- [ЗАДАНИЯ]
[A] По тексту о поездке в Чечню объясните, почему возвращение в Ханкалу отложили, хотя небо быстро затягивалось дымкой. Уложитесь в одно–три предложения.
[B] В каком храме служил отец Алексей (Буланушкин), упомянутый в тексте о поездке в Чечню?
[C] Напишите продолжение текста о поездке в Чечню, начиная после его последнего предложения.

- [ФРАГМЕНТ ТЕКСТА]

Небо подозрительно быстро затягивалось дымкой. Пора было возвращаться в Ханкалу. Но отец Савва попросил немного времени для освящения боевой техники. На свет появилась сияющая водосвятная чаша, батюшка переоблачился, и в полевом парке зазвучали дорогие сердцу слова: «Во имя Отца, и Сына, и Святаго Духа…»
Кто бы и как к окроплению брони святой водой ни относился, но скажу: еще весной 1994 года в Таджикистане отец Алексей (Буланушкин), священник Свято-Никольского храма в Душанбе, служил молебны и окроплял святой водой личный состав и технику перед выходом в рейды на Памир и юго-восточные участки границы с Афганистаном. И потери наши на горных дорогах и в боевых стычках с вооруженной оппозицией были минимальными. Никаких выводов не делаю. Просто вспомнилось, как под рассветным солнцем бриллиантовой россыпью сияли капли святой воды. И, подаваясь вперед, ловили эту живую влагу лицом и губами и православные, и мусульмане. А было нас поровну в одном строю.
В Ханкале приземлились в быстро густеющих сумерках. Офицеры, которым было поручено распределение и контроль за доставкой подарков в другие гарнизоны, доложили Белоусову о выполнении задачи. А генерал (кремень-человек!) сказал, что если погода позволит, то мы сейчас же вылетим в Моздок, а потом и в Москву. Я жалобно посмотрел на небо. Весь день на морозе, ныли плечи от тяжелой куртки, сводило ноги от бесконечной беготни по снегу. Но в небе сияла луна и пара больших звезд. И все же заночевать пришлось в Ханкале у летчиков. В Моздоке завьюжило. Может быть, и к лучшему. Нам успели передать письма, записки для друзей и знакомых, приветы.
Такая вот получилась Чечня под Новый 2003 год.

- [ДАННЫЕ]
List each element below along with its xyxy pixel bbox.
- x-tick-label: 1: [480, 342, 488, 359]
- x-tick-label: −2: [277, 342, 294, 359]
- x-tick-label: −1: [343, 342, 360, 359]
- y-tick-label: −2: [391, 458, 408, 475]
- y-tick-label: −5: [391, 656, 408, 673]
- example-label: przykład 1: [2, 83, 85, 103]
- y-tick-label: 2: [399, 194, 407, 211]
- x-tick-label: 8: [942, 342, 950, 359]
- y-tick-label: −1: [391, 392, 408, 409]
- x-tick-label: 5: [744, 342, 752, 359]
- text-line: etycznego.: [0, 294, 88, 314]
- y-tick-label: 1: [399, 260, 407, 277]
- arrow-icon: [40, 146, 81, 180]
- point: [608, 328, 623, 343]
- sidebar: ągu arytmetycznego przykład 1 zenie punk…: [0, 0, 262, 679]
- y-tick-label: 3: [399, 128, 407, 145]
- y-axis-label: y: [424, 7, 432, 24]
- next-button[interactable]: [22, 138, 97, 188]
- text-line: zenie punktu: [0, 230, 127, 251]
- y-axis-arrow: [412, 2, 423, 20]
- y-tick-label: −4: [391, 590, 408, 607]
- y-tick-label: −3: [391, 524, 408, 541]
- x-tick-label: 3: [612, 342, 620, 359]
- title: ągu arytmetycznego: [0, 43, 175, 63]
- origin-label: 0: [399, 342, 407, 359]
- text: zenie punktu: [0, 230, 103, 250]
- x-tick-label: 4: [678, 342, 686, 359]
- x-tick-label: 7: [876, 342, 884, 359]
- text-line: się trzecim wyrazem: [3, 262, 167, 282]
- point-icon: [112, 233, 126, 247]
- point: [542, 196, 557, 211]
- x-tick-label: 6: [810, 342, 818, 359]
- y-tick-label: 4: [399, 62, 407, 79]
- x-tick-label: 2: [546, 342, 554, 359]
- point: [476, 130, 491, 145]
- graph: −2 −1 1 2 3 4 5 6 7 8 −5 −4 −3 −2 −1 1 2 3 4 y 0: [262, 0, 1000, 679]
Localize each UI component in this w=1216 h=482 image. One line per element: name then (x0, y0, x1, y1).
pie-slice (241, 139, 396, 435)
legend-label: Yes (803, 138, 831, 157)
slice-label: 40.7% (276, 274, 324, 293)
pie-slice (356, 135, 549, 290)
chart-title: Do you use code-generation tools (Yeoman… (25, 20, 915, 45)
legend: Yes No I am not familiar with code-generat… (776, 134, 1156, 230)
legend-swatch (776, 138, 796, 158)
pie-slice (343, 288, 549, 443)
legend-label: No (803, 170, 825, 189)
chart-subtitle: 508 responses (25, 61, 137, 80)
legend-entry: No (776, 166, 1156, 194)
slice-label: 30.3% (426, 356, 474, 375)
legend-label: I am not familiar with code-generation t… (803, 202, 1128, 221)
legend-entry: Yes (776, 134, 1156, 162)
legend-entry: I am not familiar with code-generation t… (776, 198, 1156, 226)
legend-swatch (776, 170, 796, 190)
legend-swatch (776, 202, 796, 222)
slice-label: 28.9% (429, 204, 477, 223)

- [ОТВЕТЫ]
[A] Возвращение отложили, потому что отец Савва попросил немного времени, чтобы освятить боевую технику. Батюшка достал водосвятную чашу, переоблачился и начал освящение в полевом парке.

[B] В Свято-Никольском храме в Душанбе.

[C]
Так и в газете вышло, военной, разумеется. За исключением одного пассажа. Вечером в летной гостинице, когда уже разлили по колпачкам от НУРСов, в дверь постучали: «Мир дому сему! Не ждали?» Хозяин номера обрадовался, видно было – желанные гости! Да и гостинцы хороши – копченые лещи, шампанское и забытый на вкус «Вайнах». Золото, а не коньяк был. Но забыл обо всем Аллахвердиев, когда к столу из полумрака прихожей вышли два плотных бородача, обожженных горным солнцем и морозом. Да и они на мгновение опешили.
– Будем знакомы, Костя, – засверлил голубыми буравчиками первый, тот, кого в прошлой жизни звали Михаил Горшенев.
– Олег, – широко улыбаясь, приподнялся второй, кого Аллахвердиев знал под именем Георгий.
И все. Понятно все. И серые «аляски», и вязаные фуфайки, и ножи на поясах. И только когда зашел разговор про Афган, «Костя» будто вскользь спросил, не доводилось ли встречать в Кундузе в начале восьмидесятых одного человека по кличке Борода. Аллахвердиев понял – замыкает для него границу возможных воспоминаний. Офицеры, собравшиеся за столом, как один служили в Афганистане, конечно, разговорятся…
– Да. Его звали Федор. Только он погиб в октябре восемьдесят первого, – кивнул Акбар, разрезая леща узорчатым лезвием кизлярского ножа.
И никакой обиды на судьбу. Ведь встретились, хоть и мельком, там, где надо. А то, что бойцы при деле, так ведь каждый его моложе лет на десять-двенадцать. Служить еще, как медным котелкам!